## Start

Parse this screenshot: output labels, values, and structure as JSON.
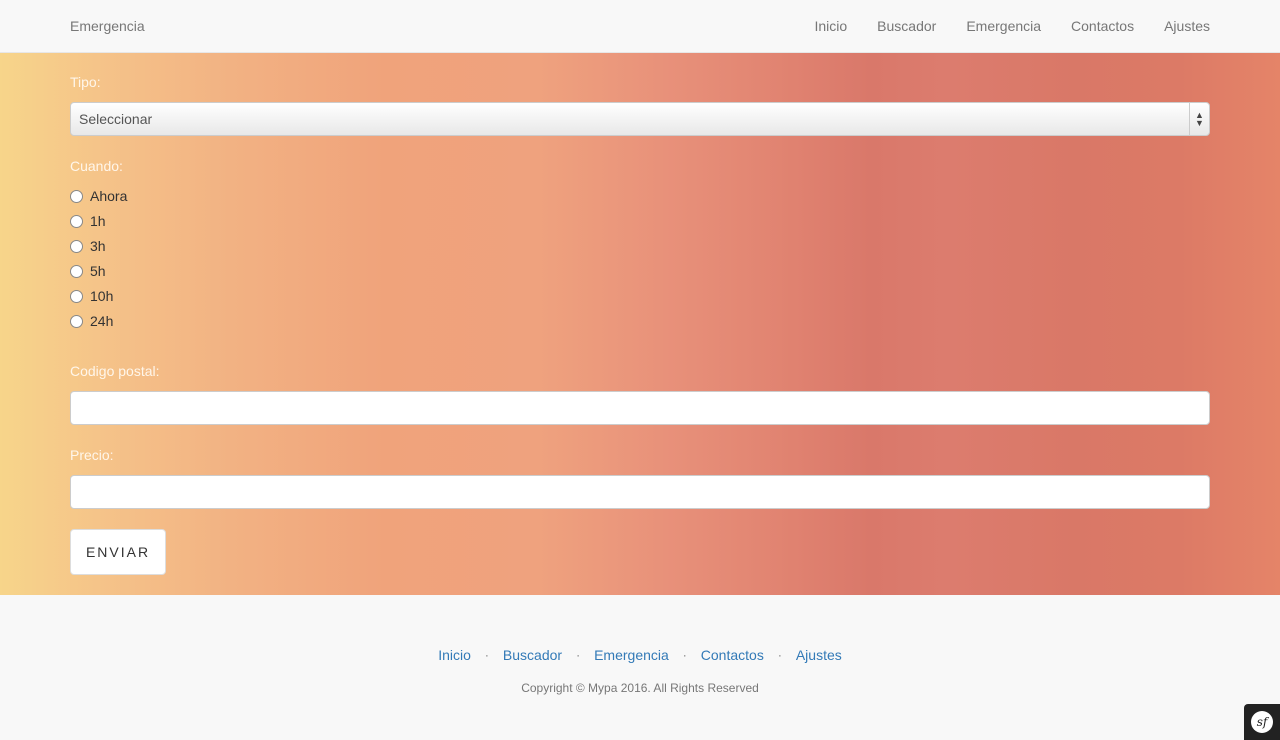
{
  "navbar": {
    "brand": "Emergencia",
    "links": [
      "Inicio",
      "Buscador",
      "Emergencia",
      "Contactos",
      "Ajustes"
    ]
  },
  "form": {
    "tipo_label": "Tipo:",
    "tipo_selected": "Seleccionar",
    "cuando_label": "Cuando:",
    "cuando_options": [
      "Ahora",
      "1h",
      "3h",
      "5h",
      "10h",
      "24h"
    ],
    "codigo_postal_label": "Codigo postal:",
    "codigo_postal_value": "",
    "precio_label": "Precio:",
    "precio_value": "",
    "submit_label": "ENVIAR"
  },
  "footer": {
    "links": [
      "Inicio",
      "Buscador",
      "Emergencia",
      "Contactos",
      "Ajustes"
    ],
    "separator": "·",
    "copyright": "Copyright © Mypa 2016. All Rights Reserved"
  },
  "debug_toolbar": {
    "icon": "symfony-icon",
    "glyph": "sf"
  },
  "colors": {
    "gradient_start": "#f7d58a",
    "gradient_mid": "#efa27e",
    "gradient_end": "#d9786a",
    "footer_link": "#337ab7",
    "navbar_bg": "#f8f8f8"
  }
}
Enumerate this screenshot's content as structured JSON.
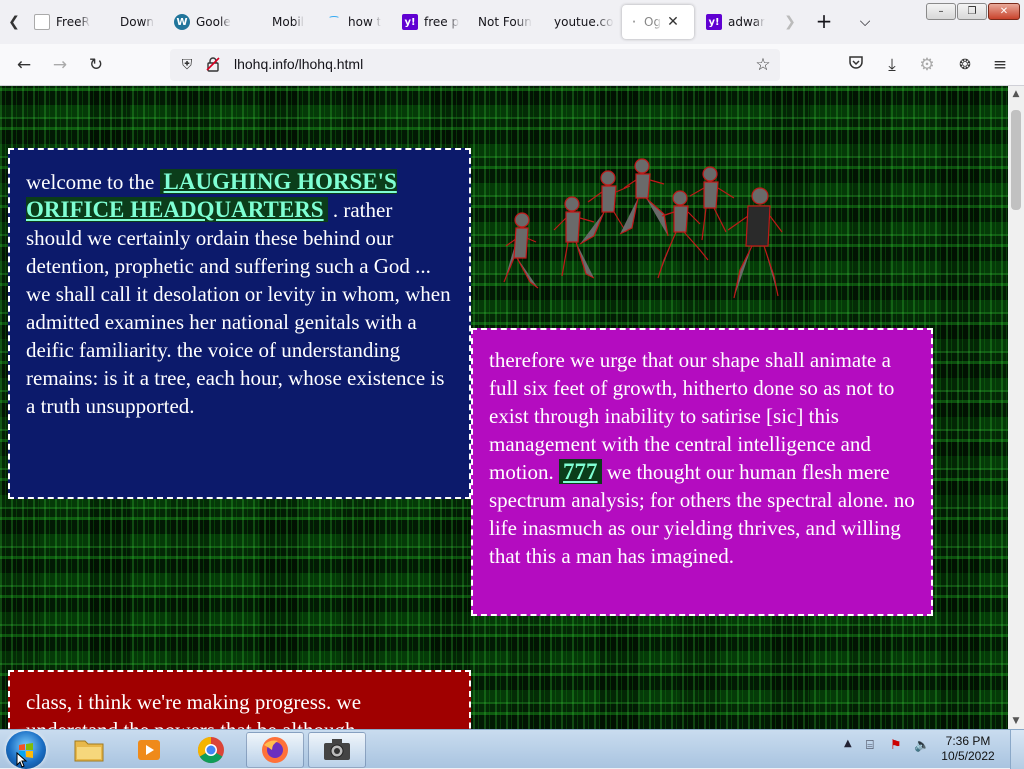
{
  "browser": {
    "tabs": [
      {
        "label": "FreeR",
        "favicon": "page-icon",
        "active": false
      },
      {
        "label": "Down",
        "favicon": "none",
        "active": false
      },
      {
        "label": "Goole",
        "favicon": "wordpress-icon",
        "active": false
      },
      {
        "label": "Mobil",
        "favicon": "none",
        "active": false
      },
      {
        "label": "how t",
        "favicon": "bird-icon",
        "active": false
      },
      {
        "label": "free p",
        "favicon": "yahoo-icon",
        "active": false
      },
      {
        "label": "Not Foun",
        "favicon": "none",
        "active": false
      },
      {
        "label": "youtue.co",
        "favicon": "none",
        "active": false
      },
      {
        "label": "Og",
        "favicon": "page-icon",
        "active": true
      },
      {
        "label": "adwar",
        "favicon": "yahoo-icon",
        "active": false
      }
    ],
    "url": "lhohq.info/lhohq.html"
  },
  "page": {
    "blue_box": {
      "intro": "welcome to the ",
      "link": "LAUGHING HORSE'S ORIFICE HEADQUARTERS",
      "body": ". rather should we certainly ordain these behind our detention, prophetic and suffering such a God ... we shall call it desolation or levity in whom, when admitted examines her national genitals with a deific familiarity. the voice of understanding remains: is it a tree, each hour, whose existence is a truth unsupported."
    },
    "magenta_box": {
      "text_before": "therefore we urge that our shape shall animate a full six feet of growth, hitherto done so as not to exist through inability to satirise [sic] this management with the central intelligence and motion. ",
      "link": "777",
      "text_after": " we thought our human flesh mere spectrum analysis; for others the spectral alone. no life inasmuch as our yielding thrives, and willing that this a man has imagined."
    },
    "red_box": {
      "text": "class, i think we're making progress. we understand the powers that be although"
    }
  },
  "taskbar": {
    "time": "7:36 PM",
    "date": "10/5/2022"
  },
  "colors": {
    "blue_box": "#0c1a6b",
    "magenta_box": "#b40cc0",
    "red_box": "#a00000",
    "link": "#7fffd4",
    "page_bg": "#053a08"
  }
}
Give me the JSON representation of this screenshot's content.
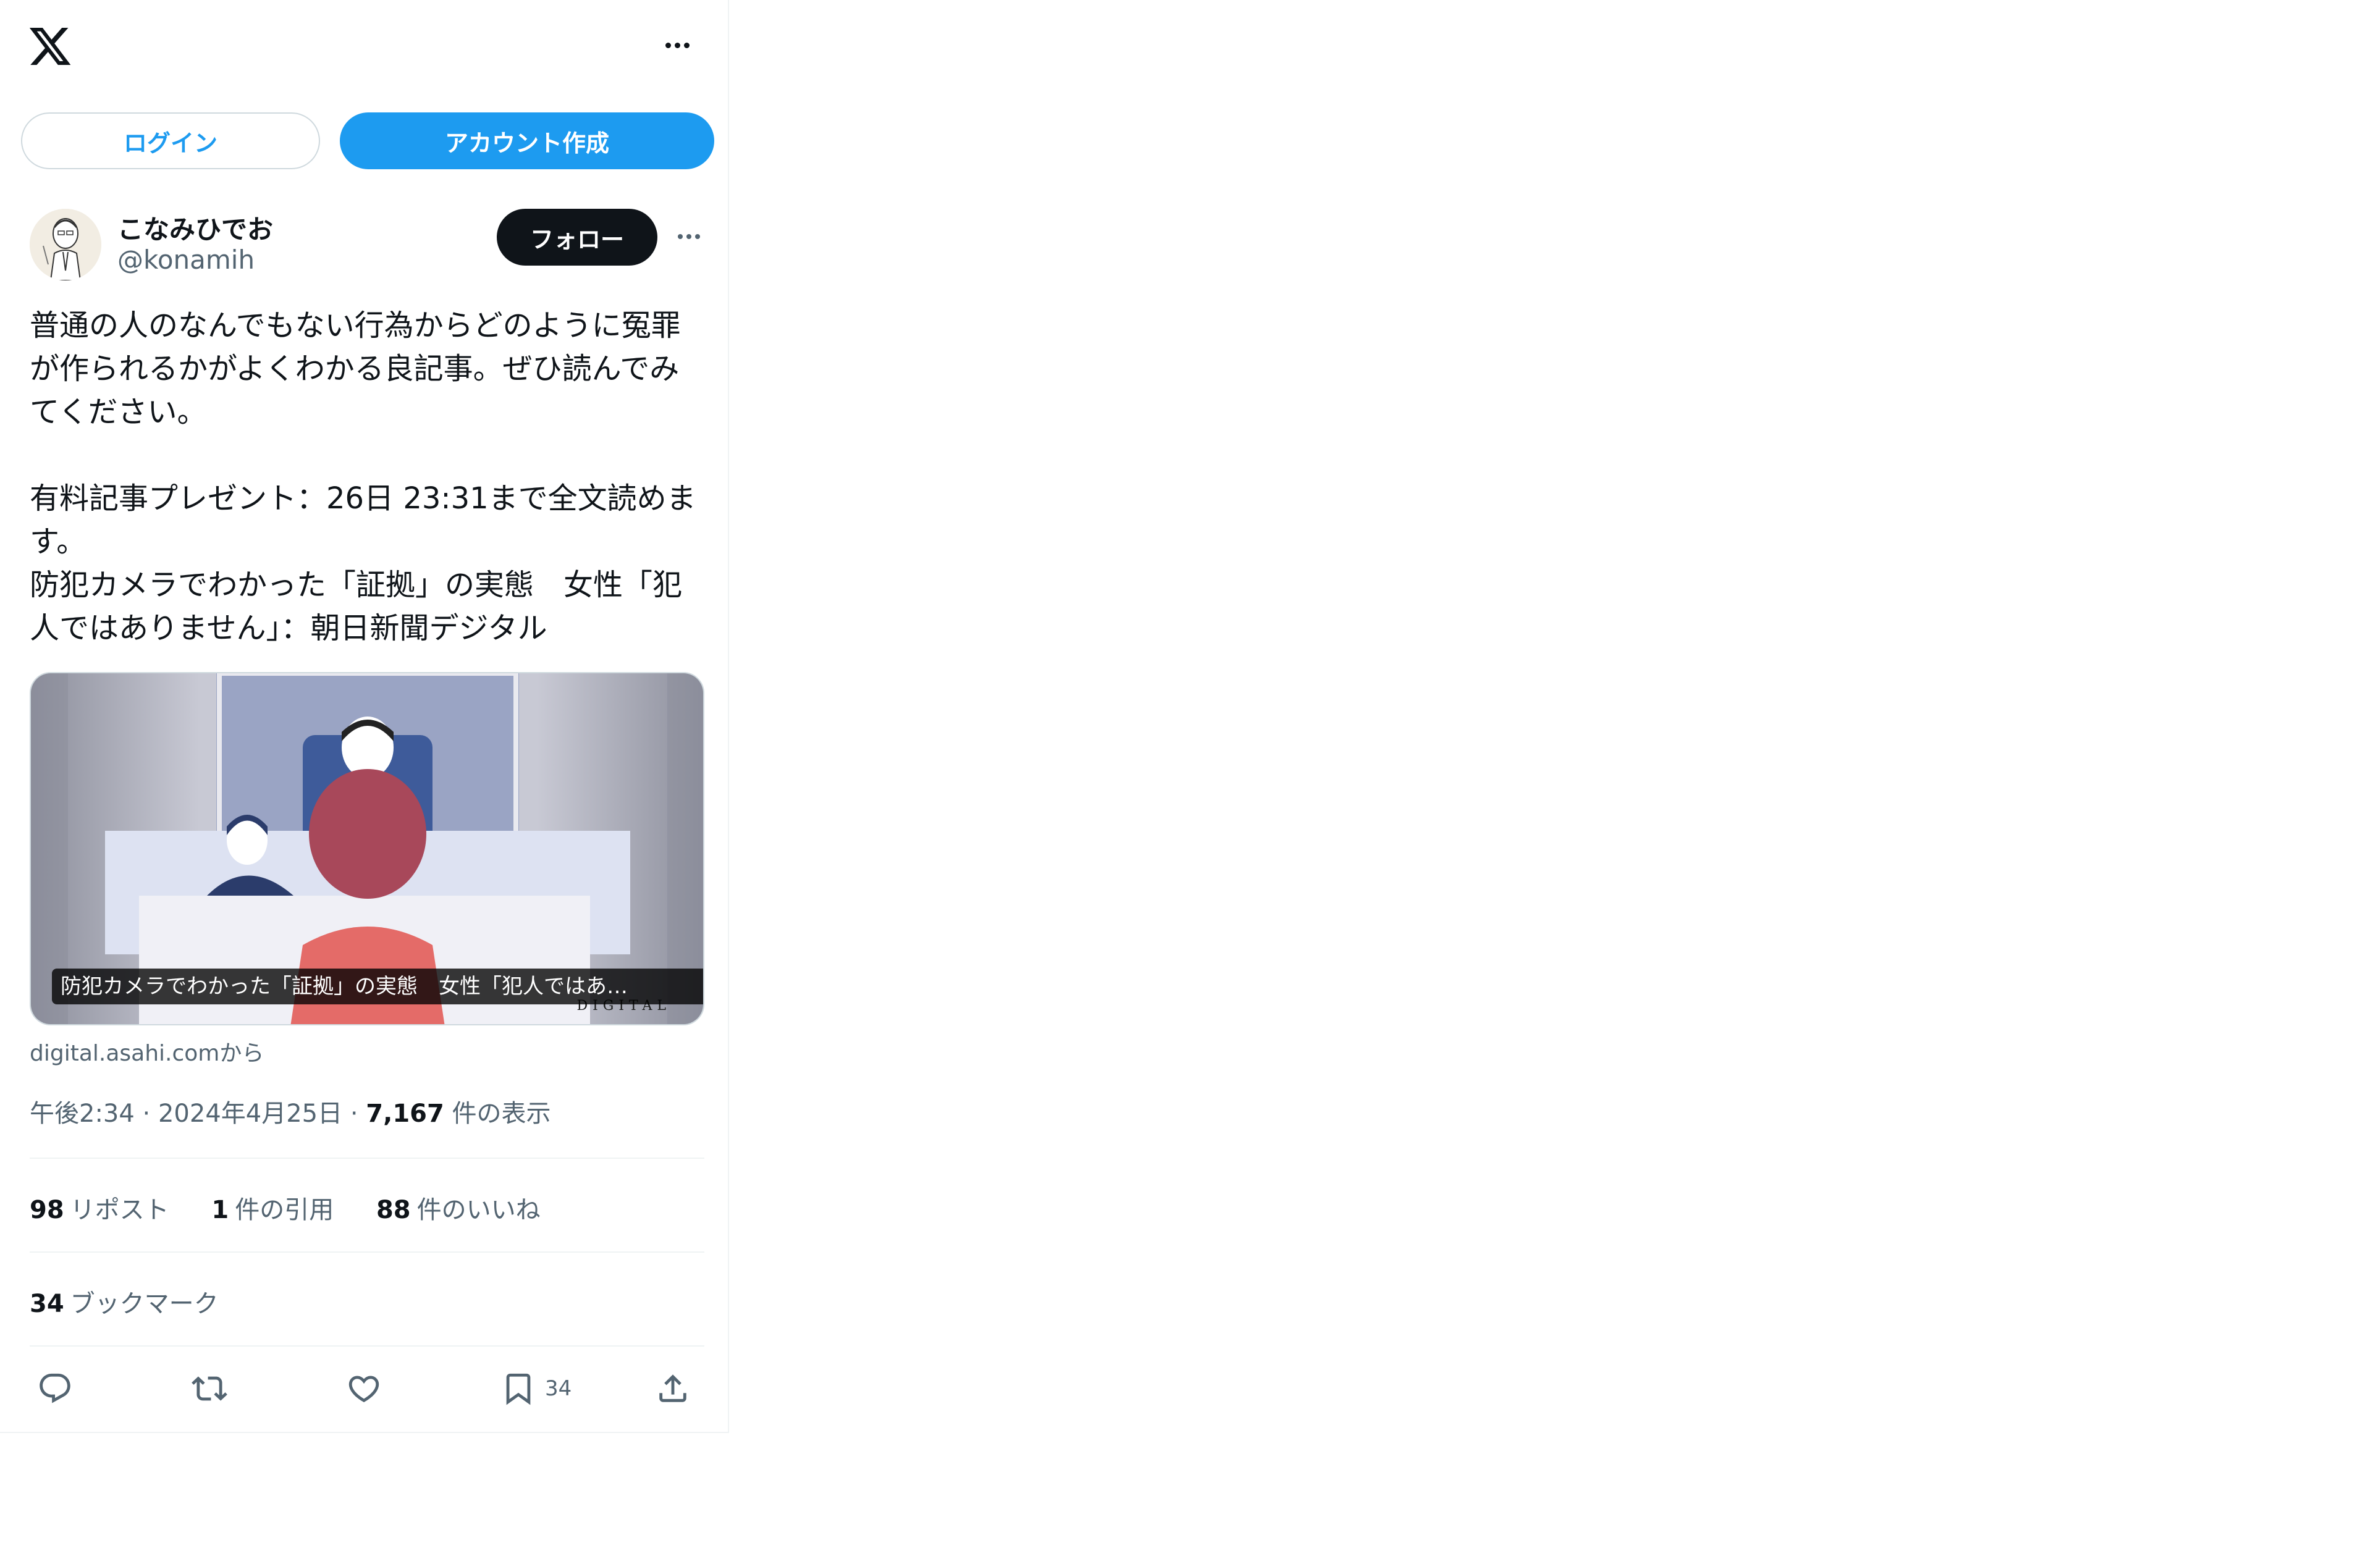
{
  "header": {
    "logo_icon": "x-logo-icon",
    "more_icon": "more-horizontal-icon"
  },
  "auth": {
    "login_label": "ログイン",
    "signup_label": "アカウント作成",
    "accent": "#1d9bf0"
  },
  "post": {
    "author": {
      "name": "こなみひでお",
      "handle": "@konamih",
      "avatar": "avatar-illustration"
    },
    "follow_label": "フォロー",
    "text": {
      "line1": "普通の人のなんでもない行為からどのように冤罪",
      "line2": "が作られるかがよくわかる良記事。ぜひ読んでみ",
      "line3": "てください。",
      "line4": "有料記事プレゼント：26日 23:31まで全文読めま",
      "line5": "す。",
      "line6": "防犯カメラでわかった「証拠」の実態　女性「犯",
      "line7": "人ではありません」：朝日新聞デジタル"
    },
    "card": {
      "caption": "防犯カメラでわかった「証拠」の実態　女性「犯人ではあ…",
      "brand": "DIGITAL",
      "source": "digital.asahi.comから"
    },
    "meta": {
      "time": "午後2:34",
      "sep1": "·",
      "date": "2024年4月25日",
      "sep2": "·",
      "views": "7,167",
      "views_label": "件の表示"
    },
    "stats": {
      "reposts": "98",
      "reposts_label": "リポスト",
      "quotes": "1",
      "quotes_label": "件の引用",
      "likes": "88",
      "likes_label": "件のいいね",
      "bookmarks": "34",
      "bookmarks_label": "ブックマーク"
    },
    "actions": {
      "reply_icon": "reply-icon",
      "repost_icon": "repost-icon",
      "like_icon": "heart-icon",
      "bookmark_icon": "bookmark-icon",
      "bookmark_count": "34",
      "share_icon": "share-icon"
    }
  }
}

## End

From the records given above, reproduce all text exactly and exclude each picture.

- **Response to the task**:
Parse this screenshot: output labels, values, and structure as JSON.
{
  "navbar": {
    "brand": "Emergencia",
    "links": [
      "Inicio",
      "Buscador",
      "Emergencia",
      "Contactos",
      "Ajustes"
    ]
  },
  "form": {
    "tipo_label": "Tipo:",
    "tipo_selected": "Seleccionar",
    "cuando_label": "Cuando:",
    "cuando_options": [
      "Ahora",
      "1h",
      "3h",
      "5h",
      "10h",
      "24h"
    ],
    "codigo_postal_label": "Codigo postal:",
    "codigo_postal_value": "",
    "precio_label": "Precio:",
    "precio_value": "",
    "submit_label": "ENVIAR"
  },
  "footer": {
    "links": [
      "Inicio",
      "Buscador",
      "Emergencia",
      "Contactos",
      "Ajustes"
    ],
    "separator": "·",
    "copyright": "Copyright © Mypa 2016. All Rights Reserved"
  },
  "debug_toolbar": {
    "icon": "symfony-icon",
    "glyph": "sf"
  },
  "colors": {
    "gradient_start": "#f7d58a",
    "gradient_mid": "#efa27e",
    "gradient_end": "#d9786a",
    "footer_link": "#337ab7",
    "navbar_bg": "#f8f8f8"
  }
}
Enumerate this screenshot's content as structured JSON.
{
  "browser": {
    "tabs": [
      {
        "label": "FreeR",
        "favicon": "page-icon",
        "active": false
      },
      {
        "label": "Down",
        "favicon": "none",
        "active": false
      },
      {
        "label": "Goole",
        "favicon": "wordpress-icon",
        "active": false
      },
      {
        "label": "Mobil",
        "favicon": "none",
        "active": false
      },
      {
        "label": "how t",
        "favicon": "bird-icon",
        "active": false
      },
      {
        "label": "free p",
        "favicon": "yahoo-icon",
        "active": false
      },
      {
        "label": "Not Foun",
        "favicon": "none",
        "active": false
      },
      {
        "label": "youtue.co",
        "favicon": "none",
        "active": false
      },
      {
        "label": "Og",
        "favicon": "page-icon",
        "active": true
      },
      {
        "label": "adwar",
        "favicon": "yahoo-icon",
        "active": false
      }
    ],
    "url": "lhohq.info/lhohq.html"
  },
  "page": {
    "blue_box": {
      "intro": "welcome to the ",
      "link": "LAUGHING HORSE'S ORIFICE HEADQUARTERS",
      "body": ". rather should we certainly ordain these behind our detention, prophetic and suffering such a God ... we shall call it desolation or levity in whom, when admitted examines her national genitals with a deific familiarity. the voice of understanding remains: is it a tree, each hour, whose existence is a truth unsupported."
    },
    "magenta_box": {
      "text_before": "therefore we urge that our shape shall animate a full six feet of growth, hitherto done so as not to exist through inability to satirise [sic] this management with the central intelligence and motion. ",
      "link": "777",
      "text_after": " we thought our human flesh mere spectrum analysis; for others the spectral alone. no life inasmuch as our yielding thrives, and willing that this a man has imagined."
    },
    "red_box": {
      "text": "class, i think we're making progress. we understand the powers that be although"
    }
  },
  "taskbar": {
    "time": "7:36 PM",
    "date": "10/5/2022"
  },
  "colors": {
    "blue_box": "#0c1a6b",
    "magenta_box": "#b40cc0",
    "red_box": "#a00000",
    "link": "#7fffd4",
    "page_bg": "#053a08"
  }
}
Give me the JSON representation of this screenshot's content.
{
  "header": {
    "logo_icon": "x-logo-icon",
    "more_icon": "more-horizontal-icon"
  },
  "auth": {
    "login_label": "ログイン",
    "signup_label": "アカウント作成",
    "accent": "#1d9bf0"
  },
  "post": {
    "author": {
      "name": "こなみひでお",
      "handle": "@konamih",
      "avatar": "avatar-illustration"
    },
    "follow_label": "フォロー",
    "text": {
      "line1": "普通の人のなんでもない行為からどのように冤罪",
      "line2": "が作られるかがよくわかる良記事。ぜひ読んでみ",
      "line3": "てください。",
      "line4": "有料記事プレゼント：26日 23:31まで全文読めま",
      "line5": "す。",
      "line6": "防犯カメラでわかった「証拠」の実態　女性「犯",
      "line7": "人ではありません」：朝日新聞デジタル"
    },
    "card": {
      "caption": "防犯カメラでわかった「証拠」の実態　女性「犯人ではあ…",
      "brand": "DIGITAL",
      "source": "digital.asahi.comから"
    },
    "meta": {
      "time": "午後2:34",
      "sep1": "·",
      "date": "2024年4月25日",
      "sep2": "·",
      "views": "7,167",
      "views_label": "件の表示"
    },
    "stats": {
      "reposts": "98",
      "reposts_label": "リポスト",
      "quotes": "1",
      "quotes_label": "件の引用",
      "likes": "88",
      "likes_label": "件のいいね",
      "bookmarks": "34",
      "bookmarks_label": "ブックマーク"
    },
    "actions": {
      "reply_icon": "reply-icon",
      "repost_icon": "repost-icon",
      "like_icon": "heart-icon",
      "bookmark_icon": "bookmark-icon",
      "bookmark_count": "34",
      "share_icon": "share-icon"
    }
  }
}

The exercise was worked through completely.